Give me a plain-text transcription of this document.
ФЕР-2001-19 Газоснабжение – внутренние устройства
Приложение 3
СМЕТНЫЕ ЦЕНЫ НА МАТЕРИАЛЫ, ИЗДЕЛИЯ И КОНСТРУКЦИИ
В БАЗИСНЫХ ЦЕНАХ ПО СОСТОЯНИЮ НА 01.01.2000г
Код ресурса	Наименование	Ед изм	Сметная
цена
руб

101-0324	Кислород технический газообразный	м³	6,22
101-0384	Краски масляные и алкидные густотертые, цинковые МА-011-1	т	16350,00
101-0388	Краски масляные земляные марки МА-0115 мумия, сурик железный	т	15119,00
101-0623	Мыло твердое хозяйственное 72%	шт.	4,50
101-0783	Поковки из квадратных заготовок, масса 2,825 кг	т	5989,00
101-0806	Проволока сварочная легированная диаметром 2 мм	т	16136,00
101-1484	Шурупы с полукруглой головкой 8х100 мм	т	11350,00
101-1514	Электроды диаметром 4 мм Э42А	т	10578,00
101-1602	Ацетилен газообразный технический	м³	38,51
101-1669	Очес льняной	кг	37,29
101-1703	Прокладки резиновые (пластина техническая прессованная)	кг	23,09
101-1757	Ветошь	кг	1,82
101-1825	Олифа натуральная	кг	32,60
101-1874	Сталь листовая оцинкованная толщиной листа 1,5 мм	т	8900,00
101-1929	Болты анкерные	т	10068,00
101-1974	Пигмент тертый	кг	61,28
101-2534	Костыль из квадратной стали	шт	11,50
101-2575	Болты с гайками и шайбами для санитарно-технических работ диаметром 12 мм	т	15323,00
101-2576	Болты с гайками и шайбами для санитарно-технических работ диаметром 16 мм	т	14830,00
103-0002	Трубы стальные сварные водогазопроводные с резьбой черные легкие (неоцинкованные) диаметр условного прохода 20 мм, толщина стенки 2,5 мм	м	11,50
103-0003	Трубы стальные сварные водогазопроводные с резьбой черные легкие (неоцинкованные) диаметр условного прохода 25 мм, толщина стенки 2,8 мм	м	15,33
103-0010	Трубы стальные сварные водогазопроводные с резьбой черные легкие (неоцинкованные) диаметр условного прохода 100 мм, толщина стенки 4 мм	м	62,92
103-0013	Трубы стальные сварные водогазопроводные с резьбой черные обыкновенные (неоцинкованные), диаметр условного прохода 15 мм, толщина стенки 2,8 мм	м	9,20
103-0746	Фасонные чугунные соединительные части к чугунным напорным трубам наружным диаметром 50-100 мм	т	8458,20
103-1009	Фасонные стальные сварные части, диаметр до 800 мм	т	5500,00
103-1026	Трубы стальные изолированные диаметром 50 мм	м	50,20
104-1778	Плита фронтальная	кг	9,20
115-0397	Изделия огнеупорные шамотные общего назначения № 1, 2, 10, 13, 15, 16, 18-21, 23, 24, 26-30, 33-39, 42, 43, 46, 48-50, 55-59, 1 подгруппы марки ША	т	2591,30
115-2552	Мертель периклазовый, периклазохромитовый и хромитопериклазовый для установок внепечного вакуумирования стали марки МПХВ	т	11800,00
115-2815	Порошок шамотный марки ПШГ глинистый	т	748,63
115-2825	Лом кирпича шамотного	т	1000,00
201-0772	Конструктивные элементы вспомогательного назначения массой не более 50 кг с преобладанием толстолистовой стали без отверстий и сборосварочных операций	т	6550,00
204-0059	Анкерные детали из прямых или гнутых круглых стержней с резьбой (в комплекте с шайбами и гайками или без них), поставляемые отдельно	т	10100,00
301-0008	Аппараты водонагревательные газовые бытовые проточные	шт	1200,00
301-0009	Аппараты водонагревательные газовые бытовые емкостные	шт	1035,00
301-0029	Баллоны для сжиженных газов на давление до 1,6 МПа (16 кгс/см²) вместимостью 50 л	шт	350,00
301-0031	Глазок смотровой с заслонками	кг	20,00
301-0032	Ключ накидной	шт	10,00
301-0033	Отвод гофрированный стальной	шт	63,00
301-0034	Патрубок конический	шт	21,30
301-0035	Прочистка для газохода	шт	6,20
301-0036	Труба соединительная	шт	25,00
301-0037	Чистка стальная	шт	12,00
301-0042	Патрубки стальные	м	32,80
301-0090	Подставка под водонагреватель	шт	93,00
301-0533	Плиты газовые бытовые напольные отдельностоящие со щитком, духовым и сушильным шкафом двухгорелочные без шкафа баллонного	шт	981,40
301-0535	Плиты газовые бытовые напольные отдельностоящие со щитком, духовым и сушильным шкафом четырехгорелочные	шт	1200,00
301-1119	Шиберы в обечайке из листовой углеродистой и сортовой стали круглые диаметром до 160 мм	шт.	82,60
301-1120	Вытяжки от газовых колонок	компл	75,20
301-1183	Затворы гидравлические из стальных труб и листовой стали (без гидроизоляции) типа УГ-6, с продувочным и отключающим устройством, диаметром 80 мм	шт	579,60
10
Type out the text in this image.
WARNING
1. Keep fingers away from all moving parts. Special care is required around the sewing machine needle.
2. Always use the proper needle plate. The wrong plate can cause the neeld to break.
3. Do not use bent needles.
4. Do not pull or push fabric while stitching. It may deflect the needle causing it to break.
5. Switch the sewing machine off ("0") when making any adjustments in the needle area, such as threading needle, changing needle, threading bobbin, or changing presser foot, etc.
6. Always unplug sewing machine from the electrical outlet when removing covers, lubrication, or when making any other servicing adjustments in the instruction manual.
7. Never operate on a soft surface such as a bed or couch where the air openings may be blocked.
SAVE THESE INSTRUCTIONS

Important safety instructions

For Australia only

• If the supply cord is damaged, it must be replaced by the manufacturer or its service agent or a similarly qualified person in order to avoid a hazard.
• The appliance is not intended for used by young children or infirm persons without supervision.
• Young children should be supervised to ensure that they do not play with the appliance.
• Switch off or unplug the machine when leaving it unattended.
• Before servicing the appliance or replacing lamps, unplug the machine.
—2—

════════

=== WHAT YOU SHOULD DO ===
Take the listing above and set it down exactly.

=== THE RESULT ===
Give me a plain-text transcription of this document.
ФЕР-2001-19 Газоснабжение – внутренние устройства
Приложение 3
СМЕТНЫЕ ЦЕНЫ НА МАТЕРИАЛЫ, ИЗДЕЛИЯ И КОНСТРУКЦИИ
В БАЗИСНЫХ ЦЕНАХ ПО СОСТОЯНИЮ НА 01.01.2000г
Код ресурса	Наименование	Ед изм	Сметная
цена
руб

101-0324	Кислород технический газообразный	м³	6,22
101-0384	Краски масляные и алкидные густотертые, цинковые МА-011-1	т	16350,00
101-0388	Краски масляные земляные марки МА-0115 мумия, сурик железный	т	15119,00
101-0623	Мыло твердое хозяйственное 72%	шт.	4,50
101-0783	Поковки из квадратных заготовок, масса 2,825 кг	т	5989,00
101-0806	Проволока сварочная легированная диаметром 2 мм	т	16136,00
101-1484	Шурупы с полукруглой головкой 8х100 мм	т	11350,00
101-1514	Электроды диаметром 4 мм Э42А	т	10578,00
101-1602	Ацетилен газообразный технический	м³	38,51
101-1669	Очес льняной	кг	37,29
101-1703	Прокладки резиновые (пластина техническая прессованная)	кг	23,09
101-1757	Ветошь	кг	1,82
101-1825	Олифа натуральная	кг	32,60
101-1874	Сталь листовая оцинкованная толщиной листа 1,5 мм	т	8900,00
101-1929	Болты анкерные	т	10068,00
101-1974	Пигмент тертый	кг	61,28
101-2534	Костыль из квадратной стали	шт	11,50
101-2575	Болты с гайками и шайбами для санитарно-технических работ диаметром 12 мм	т	15323,00
101-2576	Болты с гайками и шайбами для санитарно-технических работ диаметром 16 мм	т	14830,00
103-0002	Трубы стальные сварные водогазопроводные с резьбой черные легкие (неоцинкованные) диаметр условного прохода 20 мм, толщина стенки 2,5 мм	м	11,50
103-0003	Трубы стальные сварные водогазопроводные с резьбой черные легкие (неоцинкованные) диаметр условного прохода 25 мм, толщина стенки 2,8 мм	м	15,33
103-0010	Трубы стальные сварные водогазопроводные с резьбой черные легкие (неоцинкованные) диаметр условного прохода 100 мм, толщина стенки 4 мм	м	62,92
103-0013	Трубы стальные сварные водогазопроводные с резьбой черные обыкновенные (неоцинкованные), диаметр условного прохода 15 мм, толщина стенки 2,8 мм	м	9,20
103-0746	Фасонные чугунные соединительные части к чугунным напорным трубам наружным диаметром 50-100 мм	т	8458,20
103-1009	Фасонные стальные сварные части, диаметр до 800 мм	т	5500,00
103-1026	Трубы стальные изолированные диаметром 50 мм	м	50,20
104-1778	Плита фронтальная	кг	9,20
115-0397	Изделия огнеупорные шамотные общего назначения № 1, 2, 10, 13, 15, 16, 18-21, 23, 24, 26-30, 33-39, 42, 43, 46, 48-50, 55-59, 1 подгруппы марки ША	т	2591,30
115-2552	Мертель периклазовый, периклазохромитовый и хромитопериклазовый для установок внепечного вакуумирования стали марки МПХВ	т	11800,00
115-2815	Порошок шамотный марки ПШГ глинистый	т	748,63
115-2825	Лом кирпича шамотного	т	1000,00
201-0772	Конструктивные элементы вспомогательного назначения массой не более 50 кг с преобладанием толстолистовой стали без отверстий и сборосварочных операций	т	6550,00
204-0059	Анкерные детали из прямых или гнутых круглых стержней с резьбой (в комплекте с шайбами и гайками или без них), поставляемые отдельно	т	10100,00
301-0008	Аппараты водонагревательные газовые бытовые проточные	шт	1200,00
301-0009	Аппараты водонагревательные газовые бытовые емкостные	шт	1035,00
301-0029	Баллоны для сжиженных газов на давление до 1,6 МПа (16 кгс/см²) вместимостью 50 л	шт	350,00
301-0031	Глазок смотровой с заслонками	кг	20,00
301-0032	Ключ накидной	шт	10,00
301-0033	Отвод гофрированный стальной	шт	63,00
301-0034	Патрубок конический	шт	21,30
301-0035	Прочистка для газохода	шт	6,20
301-0036	Труба соединительная	шт	25,00
301-0037	Чистка стальная	шт	12,00
301-0042	Патрубки стальные	м	32,80
301-0090	Подставка под водонагреватель	шт	93,00
301-0533	Плиты газовые бытовые напольные отдельностоящие со щитком, духовым и сушильным шкафом двухгорелочные без шкафа баллонного	шт	981,40
301-0535	Плиты газовые бытовые напольные отдельностоящие со щитком, духовым и сушильным шкафом четырехгорелочные	шт	1200,00
301-1119	Шиберы в обечайке из листовой углеродистой и сортовой стали круглые диаметром до 160 мм	шт.	82,60
301-1120	Вытяжки от газовых колонок	компл	75,20
301-1183	Затворы гидравлические из стальных труб и листовой стали (без гидроизоляции) типа УГ-6, с продувочным и отключающим устройством, диаметром 80 мм	шт	579,60
10
Type out the text in this image.
WARNING
1. Keep fingers away from all moving parts. Special care is required around the sewing machine needle.
2. Always use the proper needle plate. The wrong plate can cause the neeld to break.
3. Do not use bent needles.
4. Do not pull or push fabric while stitching. It may deflect the needle causing it to break.
5. Switch the sewing machine off ("0") when making any adjustments in the needle area, such as threading needle, changing needle, threading bobbin, or changing presser foot, etc.
6. Always unplug sewing machine from the electrical outlet when removing covers, lubrication, or when making any other servicing adjustments in the instruction manual.
7. Never operate on a soft surface such as a bed or couch where the air openings may be blocked.
SAVE THESE INSTRUCTIONS

Important safety instructions

For Australia only

• If the supply cord is damaged, it must be replaced by the manufacturer or its service agent or a similarly qualified person in order to avoid a hazard.
• The appliance is not intended for used by young children or infirm persons without supervision.
• Young children should be supervised to ensure that they do not play with the appliance.
• Switch off or unplug the machine when leaving it unattended.
• Before servicing the appliance or replacing lamps, unplug the machine.
—2—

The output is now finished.